カシスの「支配力」を制御する。10mlが生み出す、ワインのような奥行きと爽快感
|著者: hik
カシスシロップの「適正容量」を知る
カシスリキュールやシロップを扱う際、最も注意すべきはその「濃さ」です。
カクテルの彩りとして優秀ですが、入れすぎると甘みが立ちすぎ、素材の味をすべて塗りつぶしてしまいます。
私がモクテルでカシスを扱う際、わずか10mlくらいかなと思います。
なので、私はカシスをノンアルコールで使うとき、クラッシュアイスと合わせてブレンダーで作ることをよくやってました。その場合は30mlくらいはあった方がいいかなと思います。
ちょっと甘いかなくらいで問題ないです。
「カシス ≒ ブドウ」から逆算するペアリング
カシスの風味を「濃厚なブドウ」や「赤ワイン」のプロファイルとして捉えると、相性の良い素材が見えてきます。
赤ワインにフルーツを漬け込むサングリアのように、酸味のあるベリー系(イチゴ、フランボワーズなど)は、カシスの重厚さを軽やかに持ち上げてくれます。
また、香りのレイヤーを重ねるなら、紅茶やハーブティーが最適です。
カシスの持つ「土っぽさ」や「ベリー感」が、お茶のタンニンやアロマと結びつき、ノンアルコールとは思えない「重厚な余韻」を生み出します。

レシピ:フローズン・ベリー・ロワイヤル(Non-Alc)
今回は、カシスのパワーをクラッシュアイスで「伸ばし」、爽快に仕上げるレシピをご紹介します。
- 構成:
- カシスシロップ:30ml
- ミックスベリー(冷凍):15g
- 冷やしたアールグレイ(またはハイビスカスティー):60ml
- レモンジュース:30ml
- クラッシュアイス:グラス1杯分
- 作り方:
すべての材料をブレンダーに入れ、一気に回します。

結びに:引き算で生まれる「本物の味」
「足りないから足す」のではなく、「濃いからこそ、最小限で伸ばす」。
これはエンジニアがコードをリファクタリングして、最小限の記述で最大限のパフォーマンスを出す作業に似ています。
カシスの支配力から解放された時、そのグラスの中には、本物のワインのような複雑で美しい世界が広がっているはずです。

### 作業課題 1
カシスの記事について、次の(a)〜(c)が内容と合うかを判断せよ。それぞれ「はい」か「いいえ」で答え、判断の決め手となる本文の語句を正確に引用すること。
(a) 著者は、モクテルでカシスを扱うときの量をわずか10mlくらいと考えている。
(b) レシピのミックスベリーには生のものを使う。
(c) 香りのレイヤーを重ねるには炭酸水が最適だとしている。
### 作業課題 2
カシスの記事の「ちょっと甘いかなくらいで問題ないです。」から「軽やかに持ち上げてくれます。」までを含む部分を、「サングリア」を「ホットワイン」に置き換えて書き直せ。

### 提供データ

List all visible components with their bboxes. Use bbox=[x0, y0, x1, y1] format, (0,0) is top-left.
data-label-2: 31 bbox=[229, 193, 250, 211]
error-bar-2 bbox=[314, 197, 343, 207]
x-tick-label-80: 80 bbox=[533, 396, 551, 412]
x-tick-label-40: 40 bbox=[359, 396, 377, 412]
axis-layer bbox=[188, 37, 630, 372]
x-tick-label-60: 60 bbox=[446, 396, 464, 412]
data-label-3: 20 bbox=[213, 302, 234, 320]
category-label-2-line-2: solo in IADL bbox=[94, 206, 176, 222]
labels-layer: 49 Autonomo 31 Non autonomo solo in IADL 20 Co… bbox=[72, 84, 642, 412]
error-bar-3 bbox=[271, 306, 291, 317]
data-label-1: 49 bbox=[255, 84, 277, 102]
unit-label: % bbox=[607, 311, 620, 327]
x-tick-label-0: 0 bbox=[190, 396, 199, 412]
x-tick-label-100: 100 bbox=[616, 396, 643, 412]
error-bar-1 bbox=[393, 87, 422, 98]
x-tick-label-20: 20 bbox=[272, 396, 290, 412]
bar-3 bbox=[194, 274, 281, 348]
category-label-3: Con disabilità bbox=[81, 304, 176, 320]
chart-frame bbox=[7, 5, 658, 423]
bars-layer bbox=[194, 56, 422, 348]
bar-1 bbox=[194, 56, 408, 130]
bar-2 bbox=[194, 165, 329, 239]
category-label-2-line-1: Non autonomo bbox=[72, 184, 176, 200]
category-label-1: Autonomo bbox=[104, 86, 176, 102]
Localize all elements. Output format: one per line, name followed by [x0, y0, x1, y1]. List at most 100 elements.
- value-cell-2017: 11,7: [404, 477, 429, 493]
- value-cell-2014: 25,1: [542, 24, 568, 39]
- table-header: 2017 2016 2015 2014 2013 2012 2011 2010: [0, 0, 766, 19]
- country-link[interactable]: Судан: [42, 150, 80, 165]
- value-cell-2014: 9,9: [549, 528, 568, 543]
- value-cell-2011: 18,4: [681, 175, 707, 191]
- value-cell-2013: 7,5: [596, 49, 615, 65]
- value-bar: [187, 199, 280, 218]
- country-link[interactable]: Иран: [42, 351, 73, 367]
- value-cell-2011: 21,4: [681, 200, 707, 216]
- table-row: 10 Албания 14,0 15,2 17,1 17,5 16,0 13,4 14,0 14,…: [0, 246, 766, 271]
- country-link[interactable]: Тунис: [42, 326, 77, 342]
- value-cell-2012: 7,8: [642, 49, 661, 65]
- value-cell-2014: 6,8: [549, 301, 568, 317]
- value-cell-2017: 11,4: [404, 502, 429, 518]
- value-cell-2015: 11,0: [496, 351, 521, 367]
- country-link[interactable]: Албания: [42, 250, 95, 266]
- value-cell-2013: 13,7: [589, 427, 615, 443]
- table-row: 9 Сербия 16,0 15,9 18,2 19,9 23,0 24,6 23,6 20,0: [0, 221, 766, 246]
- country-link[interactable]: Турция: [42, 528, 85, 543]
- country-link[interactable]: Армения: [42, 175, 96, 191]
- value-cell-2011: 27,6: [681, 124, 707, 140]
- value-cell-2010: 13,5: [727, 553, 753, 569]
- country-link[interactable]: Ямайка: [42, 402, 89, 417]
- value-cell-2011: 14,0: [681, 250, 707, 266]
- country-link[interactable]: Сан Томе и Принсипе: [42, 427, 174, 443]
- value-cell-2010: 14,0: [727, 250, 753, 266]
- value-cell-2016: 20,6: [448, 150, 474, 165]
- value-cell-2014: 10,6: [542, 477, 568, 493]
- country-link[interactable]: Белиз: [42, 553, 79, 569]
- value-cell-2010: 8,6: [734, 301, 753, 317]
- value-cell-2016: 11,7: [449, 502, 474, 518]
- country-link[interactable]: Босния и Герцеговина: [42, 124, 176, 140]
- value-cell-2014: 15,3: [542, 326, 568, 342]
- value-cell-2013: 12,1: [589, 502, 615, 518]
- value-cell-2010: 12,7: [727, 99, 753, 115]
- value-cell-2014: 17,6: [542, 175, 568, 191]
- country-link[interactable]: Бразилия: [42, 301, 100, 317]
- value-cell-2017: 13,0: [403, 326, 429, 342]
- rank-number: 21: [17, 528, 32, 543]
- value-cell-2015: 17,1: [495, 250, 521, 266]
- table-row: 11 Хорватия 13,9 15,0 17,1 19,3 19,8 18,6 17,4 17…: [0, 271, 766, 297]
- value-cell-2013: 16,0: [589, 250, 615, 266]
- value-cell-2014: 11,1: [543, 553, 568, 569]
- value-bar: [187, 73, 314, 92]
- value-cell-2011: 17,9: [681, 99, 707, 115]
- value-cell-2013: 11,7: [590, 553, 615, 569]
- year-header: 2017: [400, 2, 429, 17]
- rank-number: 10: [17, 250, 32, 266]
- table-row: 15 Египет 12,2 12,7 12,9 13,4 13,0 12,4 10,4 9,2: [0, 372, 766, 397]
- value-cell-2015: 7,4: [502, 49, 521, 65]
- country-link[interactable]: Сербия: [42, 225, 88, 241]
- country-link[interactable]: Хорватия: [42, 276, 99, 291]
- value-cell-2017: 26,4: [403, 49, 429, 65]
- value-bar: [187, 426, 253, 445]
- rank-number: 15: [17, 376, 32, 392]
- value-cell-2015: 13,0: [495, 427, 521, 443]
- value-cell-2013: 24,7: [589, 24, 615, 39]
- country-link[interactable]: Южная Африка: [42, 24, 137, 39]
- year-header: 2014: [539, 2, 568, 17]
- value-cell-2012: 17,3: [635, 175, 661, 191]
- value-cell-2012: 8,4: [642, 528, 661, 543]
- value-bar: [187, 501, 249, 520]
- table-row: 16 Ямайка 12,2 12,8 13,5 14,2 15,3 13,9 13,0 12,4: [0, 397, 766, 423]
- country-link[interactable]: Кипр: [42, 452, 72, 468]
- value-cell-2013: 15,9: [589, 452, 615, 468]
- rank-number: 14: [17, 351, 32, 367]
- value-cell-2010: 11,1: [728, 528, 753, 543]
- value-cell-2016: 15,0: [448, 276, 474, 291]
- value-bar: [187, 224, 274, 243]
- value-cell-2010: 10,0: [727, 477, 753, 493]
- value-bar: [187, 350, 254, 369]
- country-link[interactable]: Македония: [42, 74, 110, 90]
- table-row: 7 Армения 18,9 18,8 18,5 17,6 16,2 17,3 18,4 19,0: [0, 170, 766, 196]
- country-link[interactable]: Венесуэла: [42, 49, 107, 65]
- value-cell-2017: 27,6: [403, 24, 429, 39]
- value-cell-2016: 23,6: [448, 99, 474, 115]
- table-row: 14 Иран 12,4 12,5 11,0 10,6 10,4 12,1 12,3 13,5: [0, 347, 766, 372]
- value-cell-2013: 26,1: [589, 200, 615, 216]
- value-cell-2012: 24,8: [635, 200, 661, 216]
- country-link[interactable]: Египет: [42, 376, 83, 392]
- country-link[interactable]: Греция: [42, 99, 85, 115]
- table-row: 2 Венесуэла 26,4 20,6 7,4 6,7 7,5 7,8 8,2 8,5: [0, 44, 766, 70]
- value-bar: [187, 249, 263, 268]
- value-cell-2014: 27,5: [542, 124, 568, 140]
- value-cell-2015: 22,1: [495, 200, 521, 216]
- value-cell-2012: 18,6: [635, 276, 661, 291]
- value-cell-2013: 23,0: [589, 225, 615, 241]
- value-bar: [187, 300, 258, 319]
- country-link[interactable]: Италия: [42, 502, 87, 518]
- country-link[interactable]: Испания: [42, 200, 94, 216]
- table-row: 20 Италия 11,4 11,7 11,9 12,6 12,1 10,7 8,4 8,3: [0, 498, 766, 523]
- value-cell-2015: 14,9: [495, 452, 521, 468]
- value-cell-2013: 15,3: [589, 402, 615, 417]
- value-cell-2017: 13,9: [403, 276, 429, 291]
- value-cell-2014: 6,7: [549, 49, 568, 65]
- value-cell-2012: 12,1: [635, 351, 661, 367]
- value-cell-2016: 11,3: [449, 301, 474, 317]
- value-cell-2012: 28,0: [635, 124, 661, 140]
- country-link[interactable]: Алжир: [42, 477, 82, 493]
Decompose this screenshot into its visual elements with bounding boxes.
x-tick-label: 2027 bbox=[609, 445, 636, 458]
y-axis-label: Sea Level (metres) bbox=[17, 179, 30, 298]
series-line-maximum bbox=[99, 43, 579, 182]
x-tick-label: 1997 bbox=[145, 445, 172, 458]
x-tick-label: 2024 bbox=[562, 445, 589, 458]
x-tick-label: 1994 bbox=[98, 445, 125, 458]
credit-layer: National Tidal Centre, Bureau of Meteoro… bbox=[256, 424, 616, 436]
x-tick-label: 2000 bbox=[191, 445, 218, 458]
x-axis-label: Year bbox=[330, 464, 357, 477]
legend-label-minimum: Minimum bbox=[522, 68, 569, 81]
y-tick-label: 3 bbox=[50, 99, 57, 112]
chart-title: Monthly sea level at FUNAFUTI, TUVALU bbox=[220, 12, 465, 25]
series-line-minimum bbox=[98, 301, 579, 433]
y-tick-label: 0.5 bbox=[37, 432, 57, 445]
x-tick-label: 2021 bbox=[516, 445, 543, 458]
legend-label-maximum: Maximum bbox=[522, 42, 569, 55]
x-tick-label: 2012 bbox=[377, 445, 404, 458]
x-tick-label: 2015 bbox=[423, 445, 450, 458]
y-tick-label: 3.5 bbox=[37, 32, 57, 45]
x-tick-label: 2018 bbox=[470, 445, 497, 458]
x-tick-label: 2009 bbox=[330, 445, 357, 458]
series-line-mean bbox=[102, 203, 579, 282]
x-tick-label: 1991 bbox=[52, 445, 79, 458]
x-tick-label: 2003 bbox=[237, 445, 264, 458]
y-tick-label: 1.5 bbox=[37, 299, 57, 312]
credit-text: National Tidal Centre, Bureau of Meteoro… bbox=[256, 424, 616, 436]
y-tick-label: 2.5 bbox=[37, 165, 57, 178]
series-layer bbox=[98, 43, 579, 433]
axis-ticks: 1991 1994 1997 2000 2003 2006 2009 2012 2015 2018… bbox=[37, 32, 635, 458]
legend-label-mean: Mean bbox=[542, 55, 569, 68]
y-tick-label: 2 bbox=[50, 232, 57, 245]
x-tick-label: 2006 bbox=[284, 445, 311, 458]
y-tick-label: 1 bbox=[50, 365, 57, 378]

### 記述回答 1
(a) はい。「私がモクテルでカシスを扱う際、わずか10mlくらいかなと思います。」
(b) いいえ。「ミックスベリー(冷凍):15g」
(c) いいえ。「香りのレイヤーを重ねるなら、紅茶やハーブティーが最適です。」

### 記述回答 2
ちょっと甘いかなくらいで問題ないです。
「カシス ≒ ブドウ」から逆算するペアリング
カシスの風味を「濃厚なブドウ」や「赤ワイン」のプロファイルとして捉えると、相性の良い素材が見えてきます。
赤ワインにフルーツを漬け込むホットワインのように、酸味のあるベリー系(イチゴ、フランボワーズなど)は、カシスの重厚さを軽やかに持ち上げてくれます。